Dataset items
* Start *

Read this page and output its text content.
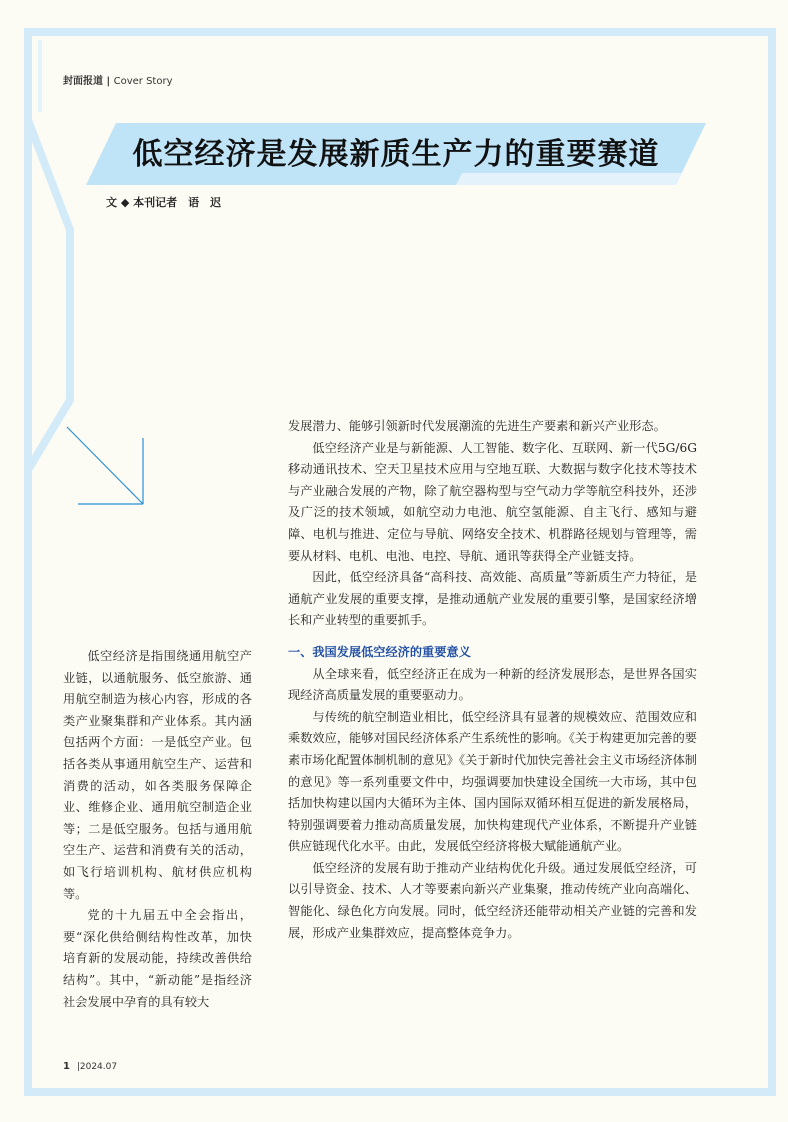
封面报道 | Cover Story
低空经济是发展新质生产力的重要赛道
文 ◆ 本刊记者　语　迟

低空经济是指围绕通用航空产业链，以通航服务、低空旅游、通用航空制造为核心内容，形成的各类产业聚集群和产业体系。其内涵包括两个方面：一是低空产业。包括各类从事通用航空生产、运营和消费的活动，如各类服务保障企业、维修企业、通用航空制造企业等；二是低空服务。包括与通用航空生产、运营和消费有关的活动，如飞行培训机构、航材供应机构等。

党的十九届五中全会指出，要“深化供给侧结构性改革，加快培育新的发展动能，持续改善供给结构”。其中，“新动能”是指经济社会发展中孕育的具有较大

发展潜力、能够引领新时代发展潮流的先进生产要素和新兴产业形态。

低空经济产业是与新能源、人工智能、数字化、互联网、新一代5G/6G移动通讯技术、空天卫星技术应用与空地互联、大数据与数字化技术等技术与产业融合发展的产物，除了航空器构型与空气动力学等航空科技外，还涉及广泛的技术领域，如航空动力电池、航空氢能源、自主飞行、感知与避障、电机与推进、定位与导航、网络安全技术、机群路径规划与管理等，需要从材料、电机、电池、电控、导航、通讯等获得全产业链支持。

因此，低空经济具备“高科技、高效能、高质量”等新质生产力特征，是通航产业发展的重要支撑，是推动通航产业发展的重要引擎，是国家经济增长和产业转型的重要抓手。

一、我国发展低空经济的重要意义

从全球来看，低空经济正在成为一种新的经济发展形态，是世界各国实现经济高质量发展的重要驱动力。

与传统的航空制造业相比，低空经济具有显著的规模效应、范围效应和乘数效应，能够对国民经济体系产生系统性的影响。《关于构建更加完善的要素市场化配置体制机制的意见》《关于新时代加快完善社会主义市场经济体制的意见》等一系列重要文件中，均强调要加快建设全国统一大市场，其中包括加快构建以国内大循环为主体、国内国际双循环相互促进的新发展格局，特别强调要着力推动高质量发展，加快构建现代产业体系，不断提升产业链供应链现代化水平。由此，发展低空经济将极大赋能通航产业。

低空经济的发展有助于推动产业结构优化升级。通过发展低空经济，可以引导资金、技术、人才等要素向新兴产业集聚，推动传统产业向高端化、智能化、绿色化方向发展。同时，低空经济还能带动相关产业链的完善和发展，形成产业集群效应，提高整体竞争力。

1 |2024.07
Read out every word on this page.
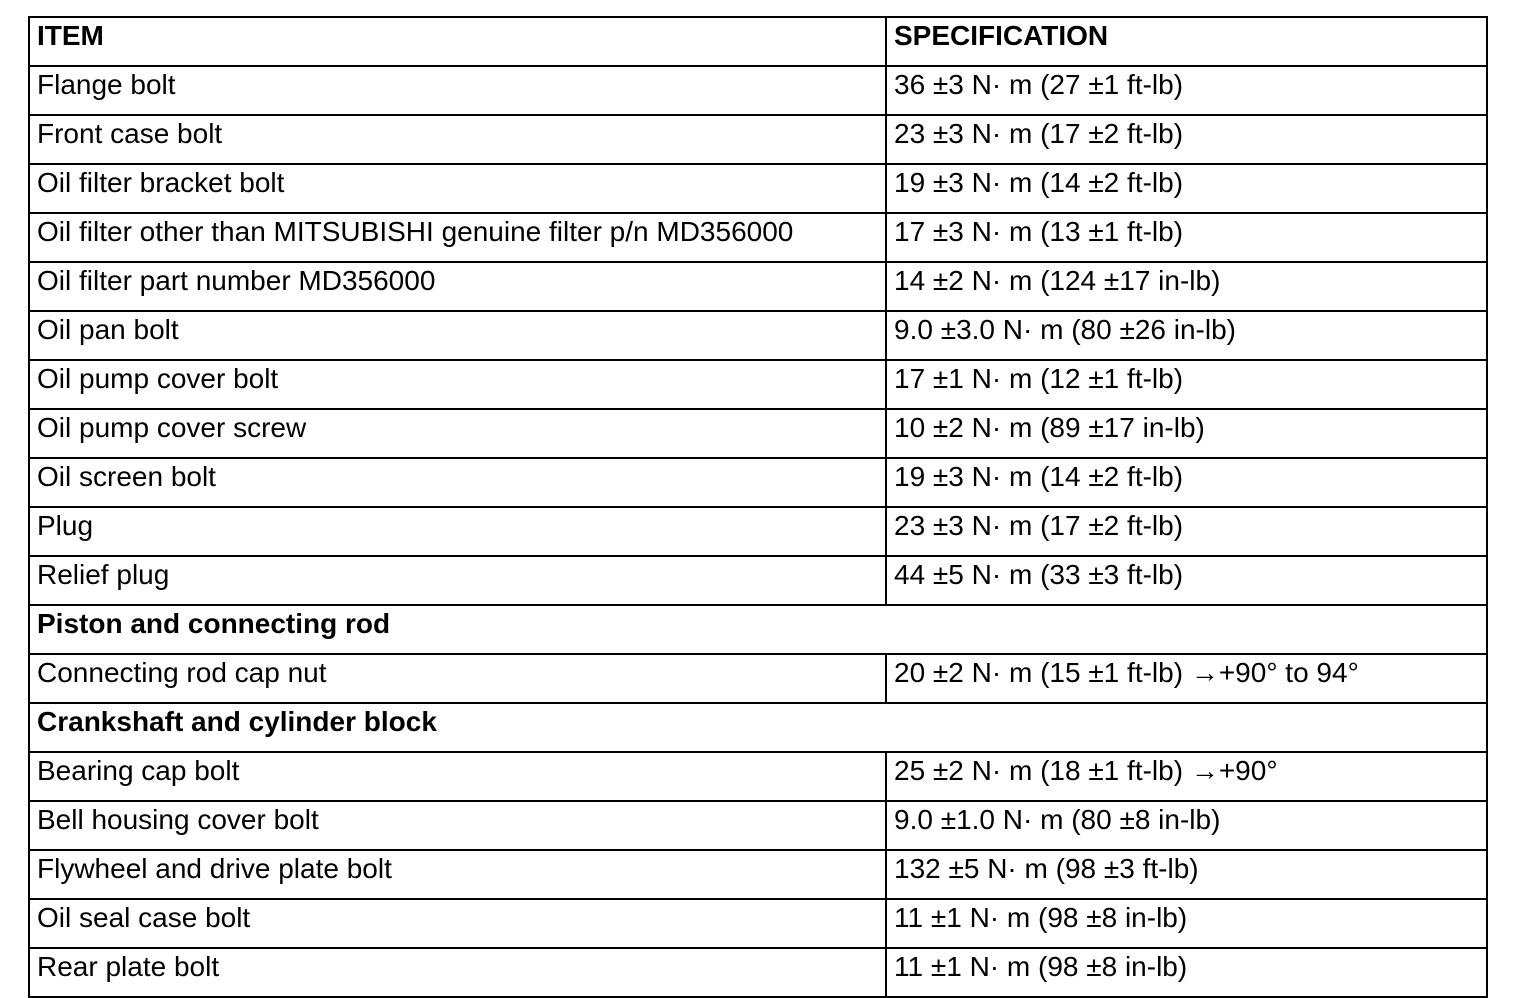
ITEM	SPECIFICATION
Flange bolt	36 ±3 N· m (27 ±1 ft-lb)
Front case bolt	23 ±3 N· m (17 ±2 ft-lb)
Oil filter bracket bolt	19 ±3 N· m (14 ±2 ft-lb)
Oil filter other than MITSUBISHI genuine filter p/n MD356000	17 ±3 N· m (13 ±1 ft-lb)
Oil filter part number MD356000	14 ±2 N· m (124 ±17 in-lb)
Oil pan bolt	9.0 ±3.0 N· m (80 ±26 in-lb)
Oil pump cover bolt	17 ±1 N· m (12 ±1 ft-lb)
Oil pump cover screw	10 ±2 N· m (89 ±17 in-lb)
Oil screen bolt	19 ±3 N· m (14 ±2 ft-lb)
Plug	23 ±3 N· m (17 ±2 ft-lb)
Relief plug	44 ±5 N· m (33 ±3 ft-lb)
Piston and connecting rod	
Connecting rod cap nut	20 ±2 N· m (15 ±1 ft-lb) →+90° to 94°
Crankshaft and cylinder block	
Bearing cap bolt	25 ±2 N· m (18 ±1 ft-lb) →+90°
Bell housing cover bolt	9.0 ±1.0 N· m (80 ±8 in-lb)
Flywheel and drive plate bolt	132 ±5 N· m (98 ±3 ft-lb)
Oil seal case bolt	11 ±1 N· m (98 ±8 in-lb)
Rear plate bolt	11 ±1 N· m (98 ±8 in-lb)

* End *

■ **Exercise task**
Give only the count of lines in this material that contain the string "filter".

■ **Solution for this task**
3